Directions:
Search the data for the word "JSON". Reproduce every line where it is found.

Source material:
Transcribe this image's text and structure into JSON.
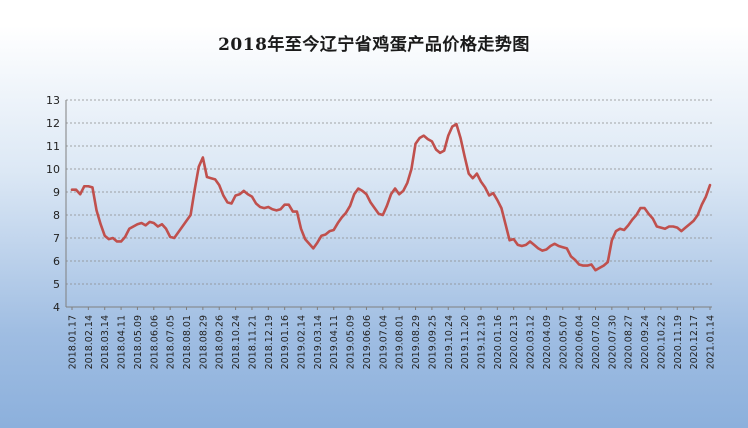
{
  "chart_data": {
    "type": "line",
    "title": "2018年至今辽宁省鸡蛋产品价格走势图",
    "xlabel": "",
    "ylabel": "",
    "ylim": [
      4,
      13
    ],
    "y_ticks": [
      4,
      5,
      6,
      7,
      8,
      9,
      10,
      11,
      12,
      13
    ],
    "grid": true,
    "x_tick_labels": [
      "2018.01.17",
      "2018.02.14",
      "2018.03.14",
      "2018.04.11",
      "2018.05.09",
      "2018.06.06",
      "2018.07.05",
      "2018.08.01",
      "2018.08.29",
      "2018.09.26",
      "2018.10.24",
      "2018.11.21",
      "2018.12.19",
      "2019.01.16",
      "2019.02.14",
      "2019.03.14",
      "2019.04.11",
      "2019.05.09",
      "2019.06.06",
      "2019.07.04",
      "2019.08.01",
      "2019.08.29",
      "2019.09.25",
      "2019.10.24",
      "2019.11.20",
      "2019.12.19",
      "2020.01.16",
      "2020.02.13",
      "2020.03.12",
      "2020.04.09",
      "2020.05.07",
      "2020.06.04",
      "2020.07.02",
      "2020.07.30",
      "2020.08.27",
      "2020.09.24",
      "2020.10.22",
      "2020.11.19",
      "2020.12.17",
      "2021.01.14"
    ],
    "series": [
      {
        "name": "",
        "color": "#c0504d",
        "values": [
          9.1,
          9.1,
          8.9,
          9.25,
          9.25,
          9.2,
          8.2,
          7.6,
          7.1,
          6.95,
          7.0,
          6.85,
          6.85,
          7.05,
          7.4,
          7.5,
          7.6,
          7.65,
          7.55,
          7.7,
          7.65,
          7.5,
          7.6,
          7.4,
          7.05,
          7.0,
          7.25,
          7.5,
          7.75,
          8.0,
          9.1,
          10.1,
          10.5,
          9.65,
          9.6,
          9.55,
          9.3,
          8.85,
          8.55,
          8.5,
          8.85,
          8.9,
          9.05,
          8.9,
          8.8,
          8.5,
          8.35,
          8.3,
          8.35,
          8.25,
          8.2,
          8.25,
          8.45,
          8.45,
          8.15,
          8.15,
          7.4,
          6.95,
          6.75,
          6.55,
          6.8,
          7.1,
          7.15,
          7.3,
          7.35,
          7.65,
          7.9,
          8.1,
          8.4,
          8.9,
          9.15,
          9.05,
          8.9,
          8.55,
          8.3,
          8.05,
          8.0,
          8.4,
          8.9,
          9.15,
          8.9,
          9.05,
          9.4,
          10.0,
          11.1,
          11.35,
          11.45,
          11.3,
          11.2,
          10.85,
          10.7,
          10.8,
          11.45,
          11.85,
          11.95,
          11.35,
          10.55,
          9.8,
          9.6,
          9.8,
          9.45,
          9.2,
          8.85,
          8.95,
          8.65,
          8.3,
          7.6,
          6.9,
          6.95,
          6.7,
          6.65,
          6.7,
          6.85,
          6.7,
          6.55,
          6.45,
          6.5,
          6.65,
          6.75,
          6.65,
          6.6,
          6.55,
          6.2,
          6.05,
          5.85,
          5.8,
          5.8,
          5.85,
          5.6,
          5.7,
          5.8,
          5.95,
          6.9,
          7.3,
          7.4,
          7.35,
          7.55,
          7.8,
          8.0,
          8.3,
          8.3,
          8.05,
          7.85,
          7.5,
          7.45,
          7.4,
          7.5,
          7.5,
          7.45,
          7.3,
          7.45,
          7.6,
          7.75,
          8.0,
          8.45,
          8.8,
          9.3
        ]
      }
    ]
  }
}
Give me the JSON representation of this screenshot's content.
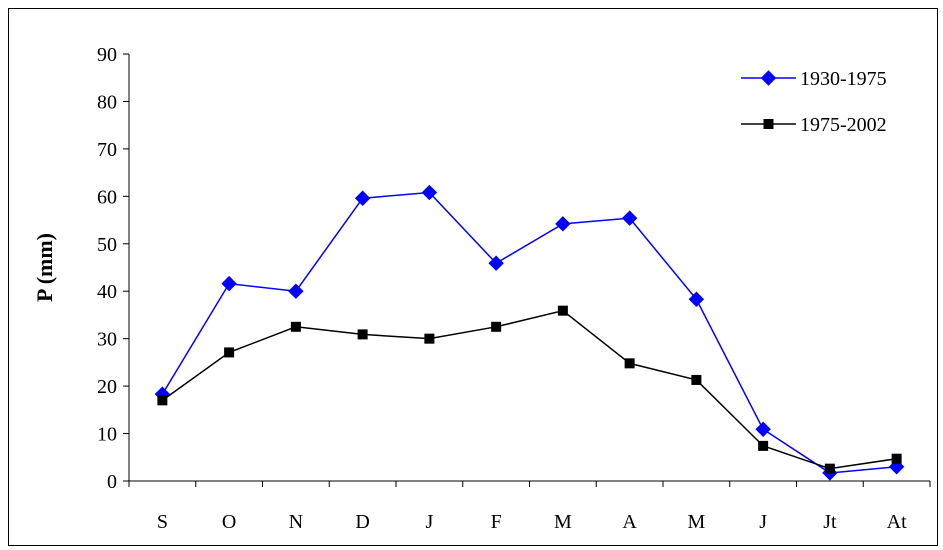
{
  "chart_data": {
    "type": "line",
    "title": "",
    "xlabel": "",
    "ylabel": "P (mm)",
    "categories": [
      "S",
      "O",
      "N",
      "D",
      "J",
      "F",
      "M",
      "A",
      "M",
      "J",
      "Jt",
      "At"
    ],
    "ylim": [
      0,
      90
    ],
    "yticks": [
      0,
      10,
      20,
      30,
      40,
      50,
      60,
      70,
      80,
      90
    ],
    "grid": false,
    "legend_position": "top-right",
    "series": [
      {
        "name": "1930-1975",
        "color": "#0000ff",
        "marker": "diamond",
        "marker_color": "#0000ff",
        "values": [
          18.3,
          41.6,
          40.0,
          59.6,
          60.8,
          45.9,
          54.2,
          55.4,
          38.3,
          10.9,
          1.7,
          3.0
        ]
      },
      {
        "name": "1975-2002",
        "color": "#000000",
        "marker": "square",
        "marker_color": "#000000",
        "values": [
          17.0,
          27.1,
          32.5,
          30.9,
          30.0,
          32.5,
          35.9,
          24.8,
          21.3,
          7.4,
          2.6,
          4.7
        ]
      }
    ]
  }
}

Solution below:
Transcribe this image's text and structure into JSON.
Give me the JSON representation of this screenshot's content.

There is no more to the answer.